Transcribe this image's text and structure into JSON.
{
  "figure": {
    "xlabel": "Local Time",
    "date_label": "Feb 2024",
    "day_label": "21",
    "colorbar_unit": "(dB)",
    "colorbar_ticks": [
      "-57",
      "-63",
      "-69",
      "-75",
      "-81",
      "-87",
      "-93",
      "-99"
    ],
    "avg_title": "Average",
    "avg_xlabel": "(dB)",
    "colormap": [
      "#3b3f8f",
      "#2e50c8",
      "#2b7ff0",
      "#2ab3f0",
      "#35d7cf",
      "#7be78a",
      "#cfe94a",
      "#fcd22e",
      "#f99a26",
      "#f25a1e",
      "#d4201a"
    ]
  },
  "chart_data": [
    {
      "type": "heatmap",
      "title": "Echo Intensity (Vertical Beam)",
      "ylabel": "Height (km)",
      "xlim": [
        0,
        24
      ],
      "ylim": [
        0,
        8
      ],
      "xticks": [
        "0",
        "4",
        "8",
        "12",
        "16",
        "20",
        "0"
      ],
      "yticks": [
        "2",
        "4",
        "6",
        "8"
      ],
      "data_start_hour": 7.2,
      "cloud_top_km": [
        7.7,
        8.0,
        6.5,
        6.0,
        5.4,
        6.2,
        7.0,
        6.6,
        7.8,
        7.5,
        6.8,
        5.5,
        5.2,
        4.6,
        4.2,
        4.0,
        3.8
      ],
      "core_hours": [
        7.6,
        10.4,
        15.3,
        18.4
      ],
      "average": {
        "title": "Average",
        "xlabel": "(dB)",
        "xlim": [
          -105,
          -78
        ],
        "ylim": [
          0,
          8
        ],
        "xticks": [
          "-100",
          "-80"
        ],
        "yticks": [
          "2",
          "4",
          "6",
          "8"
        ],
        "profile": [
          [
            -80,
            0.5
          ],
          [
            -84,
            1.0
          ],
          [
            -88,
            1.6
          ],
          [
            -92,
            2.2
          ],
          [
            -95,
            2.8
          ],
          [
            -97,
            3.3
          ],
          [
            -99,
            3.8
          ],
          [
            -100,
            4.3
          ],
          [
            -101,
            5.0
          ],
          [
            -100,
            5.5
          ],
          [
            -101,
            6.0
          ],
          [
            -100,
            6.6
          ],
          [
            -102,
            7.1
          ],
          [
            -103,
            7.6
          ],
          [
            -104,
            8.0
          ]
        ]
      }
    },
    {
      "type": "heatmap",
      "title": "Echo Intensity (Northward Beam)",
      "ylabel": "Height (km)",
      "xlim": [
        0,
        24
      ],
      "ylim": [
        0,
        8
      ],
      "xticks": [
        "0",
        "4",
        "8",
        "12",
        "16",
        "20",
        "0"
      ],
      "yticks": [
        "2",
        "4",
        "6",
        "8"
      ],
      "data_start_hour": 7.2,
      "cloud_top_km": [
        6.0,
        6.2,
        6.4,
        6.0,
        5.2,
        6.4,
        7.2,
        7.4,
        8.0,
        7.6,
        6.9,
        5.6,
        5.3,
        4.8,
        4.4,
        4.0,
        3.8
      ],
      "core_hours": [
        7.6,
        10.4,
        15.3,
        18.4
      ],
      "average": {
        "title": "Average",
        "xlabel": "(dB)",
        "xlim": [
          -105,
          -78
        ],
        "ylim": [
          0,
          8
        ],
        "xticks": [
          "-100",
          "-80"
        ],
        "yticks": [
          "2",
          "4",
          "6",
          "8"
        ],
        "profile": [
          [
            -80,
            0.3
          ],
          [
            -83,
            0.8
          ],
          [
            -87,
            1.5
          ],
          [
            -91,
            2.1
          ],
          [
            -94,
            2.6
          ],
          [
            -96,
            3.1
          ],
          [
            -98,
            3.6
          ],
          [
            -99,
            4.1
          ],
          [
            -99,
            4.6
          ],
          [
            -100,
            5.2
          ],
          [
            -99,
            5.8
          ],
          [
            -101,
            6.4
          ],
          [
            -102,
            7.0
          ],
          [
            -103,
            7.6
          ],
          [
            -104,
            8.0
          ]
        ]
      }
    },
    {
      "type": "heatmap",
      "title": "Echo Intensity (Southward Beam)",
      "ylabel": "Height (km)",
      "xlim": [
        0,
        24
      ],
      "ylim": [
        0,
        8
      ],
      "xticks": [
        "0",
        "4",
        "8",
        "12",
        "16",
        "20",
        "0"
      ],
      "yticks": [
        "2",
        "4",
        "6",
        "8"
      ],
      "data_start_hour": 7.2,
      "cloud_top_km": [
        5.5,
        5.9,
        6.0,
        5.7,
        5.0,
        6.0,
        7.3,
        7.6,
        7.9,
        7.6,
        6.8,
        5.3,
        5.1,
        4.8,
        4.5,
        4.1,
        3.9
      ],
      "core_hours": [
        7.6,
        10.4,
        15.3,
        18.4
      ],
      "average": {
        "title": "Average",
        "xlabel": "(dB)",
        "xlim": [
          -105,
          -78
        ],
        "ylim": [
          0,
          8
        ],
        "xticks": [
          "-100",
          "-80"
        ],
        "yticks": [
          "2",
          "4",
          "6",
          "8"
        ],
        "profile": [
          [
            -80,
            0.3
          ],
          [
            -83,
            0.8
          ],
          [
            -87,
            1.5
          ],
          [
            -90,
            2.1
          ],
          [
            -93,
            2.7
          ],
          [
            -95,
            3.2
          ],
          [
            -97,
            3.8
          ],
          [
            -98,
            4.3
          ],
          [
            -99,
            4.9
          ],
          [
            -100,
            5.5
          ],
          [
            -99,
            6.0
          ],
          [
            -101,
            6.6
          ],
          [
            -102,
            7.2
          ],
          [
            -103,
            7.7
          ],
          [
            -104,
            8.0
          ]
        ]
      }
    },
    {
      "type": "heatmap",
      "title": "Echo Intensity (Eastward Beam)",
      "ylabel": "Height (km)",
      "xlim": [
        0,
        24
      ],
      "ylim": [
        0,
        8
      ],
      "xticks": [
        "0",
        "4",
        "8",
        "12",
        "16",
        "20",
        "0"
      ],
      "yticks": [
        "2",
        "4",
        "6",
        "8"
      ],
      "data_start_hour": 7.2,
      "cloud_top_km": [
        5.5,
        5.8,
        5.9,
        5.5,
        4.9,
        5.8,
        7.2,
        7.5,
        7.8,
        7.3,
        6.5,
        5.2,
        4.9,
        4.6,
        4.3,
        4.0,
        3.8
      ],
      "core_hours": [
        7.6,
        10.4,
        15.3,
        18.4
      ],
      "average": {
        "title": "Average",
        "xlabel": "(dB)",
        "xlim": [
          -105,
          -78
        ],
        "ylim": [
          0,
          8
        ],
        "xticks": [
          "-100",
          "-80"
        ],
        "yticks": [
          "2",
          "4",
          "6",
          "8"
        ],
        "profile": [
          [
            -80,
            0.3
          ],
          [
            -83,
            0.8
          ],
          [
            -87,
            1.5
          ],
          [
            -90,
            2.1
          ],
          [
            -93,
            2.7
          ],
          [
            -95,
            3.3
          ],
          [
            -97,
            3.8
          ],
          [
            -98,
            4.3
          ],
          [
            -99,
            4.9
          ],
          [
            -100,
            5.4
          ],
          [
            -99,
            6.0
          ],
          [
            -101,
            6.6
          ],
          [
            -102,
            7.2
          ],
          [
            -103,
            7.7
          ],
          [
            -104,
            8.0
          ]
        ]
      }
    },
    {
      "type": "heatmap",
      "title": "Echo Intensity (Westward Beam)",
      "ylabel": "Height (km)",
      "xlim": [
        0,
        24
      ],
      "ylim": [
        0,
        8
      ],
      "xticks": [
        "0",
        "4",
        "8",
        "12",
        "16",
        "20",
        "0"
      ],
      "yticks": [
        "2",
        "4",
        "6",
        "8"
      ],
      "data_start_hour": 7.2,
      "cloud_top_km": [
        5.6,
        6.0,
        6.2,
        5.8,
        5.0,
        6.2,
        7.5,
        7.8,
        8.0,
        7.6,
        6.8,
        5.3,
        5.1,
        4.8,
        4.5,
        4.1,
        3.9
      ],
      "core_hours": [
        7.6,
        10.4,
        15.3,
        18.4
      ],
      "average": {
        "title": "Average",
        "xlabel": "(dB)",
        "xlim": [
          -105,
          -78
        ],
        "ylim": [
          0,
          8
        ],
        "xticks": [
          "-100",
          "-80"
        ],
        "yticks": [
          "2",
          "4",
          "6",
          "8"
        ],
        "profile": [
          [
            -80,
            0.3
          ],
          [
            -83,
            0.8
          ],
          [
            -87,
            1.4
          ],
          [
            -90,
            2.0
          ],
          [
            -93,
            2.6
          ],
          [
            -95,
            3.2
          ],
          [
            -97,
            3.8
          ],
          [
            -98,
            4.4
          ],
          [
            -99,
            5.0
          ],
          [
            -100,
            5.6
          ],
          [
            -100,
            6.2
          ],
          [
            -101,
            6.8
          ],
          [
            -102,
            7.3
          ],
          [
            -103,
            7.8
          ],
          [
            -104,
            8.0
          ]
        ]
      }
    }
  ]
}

+===+

Select the lines from the entries that include the word "Intensity".

      "title": "Echo Intensity (Vertical Beam)",
      "title": "Echo Intensity (Northward Beam)",
      "title": "Echo Intensity (Southward Beam)",
      "title": "Echo Intensity (Eastward Beam)",
      "title": "Echo Intensity (Westward Beam)",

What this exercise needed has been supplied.